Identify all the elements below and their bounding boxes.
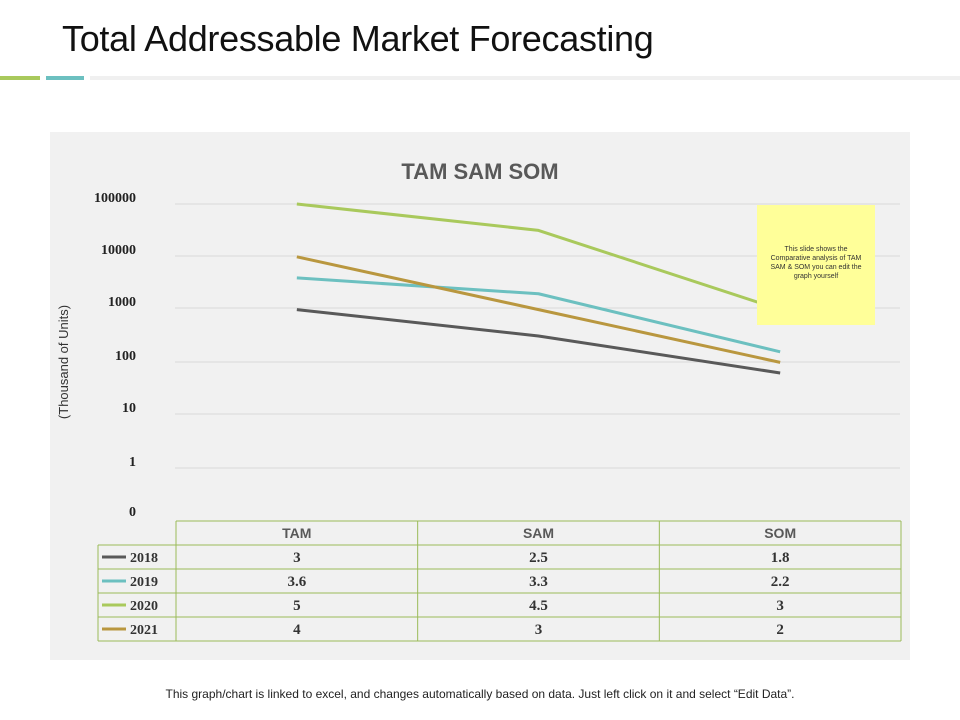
series-line-2020 bbox=[296, 202, 781, 312]
page-title: Total Addressable Market Forecasting bbox=[62, 18, 654, 59]
category-label: TAM bbox=[282, 525, 311, 541]
series-line-2018 bbox=[296, 308, 781, 375]
data-cell: 4.5 bbox=[529, 598, 548, 614]
footer-note: This graph/chart is linked to excel, and… bbox=[165, 687, 795, 701]
data-cell: 3.6 bbox=[287, 574, 306, 590]
series-line-2021 bbox=[296, 255, 781, 364]
legend-label: 2019 bbox=[130, 575, 158, 590]
line-chart[interactable]: TAM SAM SOM (Thousand of Units) 0 1 10 100 100… bbox=[50, 132, 910, 660]
legend-label: 2021 bbox=[130, 623, 158, 638]
y-tick-label: 1 bbox=[129, 455, 136, 470]
data-cell: 2 bbox=[776, 622, 784, 638]
y-tick-label: 0 bbox=[129, 505, 136, 520]
legend-label: 2020 bbox=[130, 599, 158, 614]
sticky-note: This slide shows the Comparative analysi… bbox=[757, 205, 875, 325]
category-label: SOM bbox=[764, 525, 796, 541]
accent-bar-teal bbox=[46, 76, 84, 80]
title-divider bbox=[90, 76, 960, 80]
data-cell: 3 bbox=[293, 550, 301, 566]
y-tick-label: 100000 bbox=[94, 191, 136, 206]
y-tick-label: 10000 bbox=[101, 243, 136, 258]
data-cell: 2.5 bbox=[529, 550, 548, 566]
category-label: SAM bbox=[523, 525, 554, 541]
y-axis-label: (Thousand of Units) bbox=[56, 305, 71, 419]
data-cell: 2.2 bbox=[771, 574, 790, 590]
data-cell: 3 bbox=[776, 598, 784, 614]
chart-title: TAM SAM SOM bbox=[401, 159, 558, 184]
data-cell: 5 bbox=[293, 598, 301, 614]
data-cell: 4 bbox=[293, 622, 301, 638]
y-tick-label: 10 bbox=[122, 401, 136, 416]
y-tick-label: 1000 bbox=[108, 295, 136, 310]
series-line-2019 bbox=[296, 276, 781, 354]
legend-label: 2018 bbox=[130, 551, 158, 566]
data-cell: 1.8 bbox=[771, 550, 790, 566]
accent-bar-green bbox=[0, 76, 40, 80]
data-cell: 3 bbox=[535, 622, 543, 638]
y-tick-label: 100 bbox=[115, 349, 136, 364]
data-cell: 3.3 bbox=[529, 574, 548, 590]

----------------

● What you have to do
How many lines in the records above contain the string "chart"? Reply with the number only.

● Result of this task
3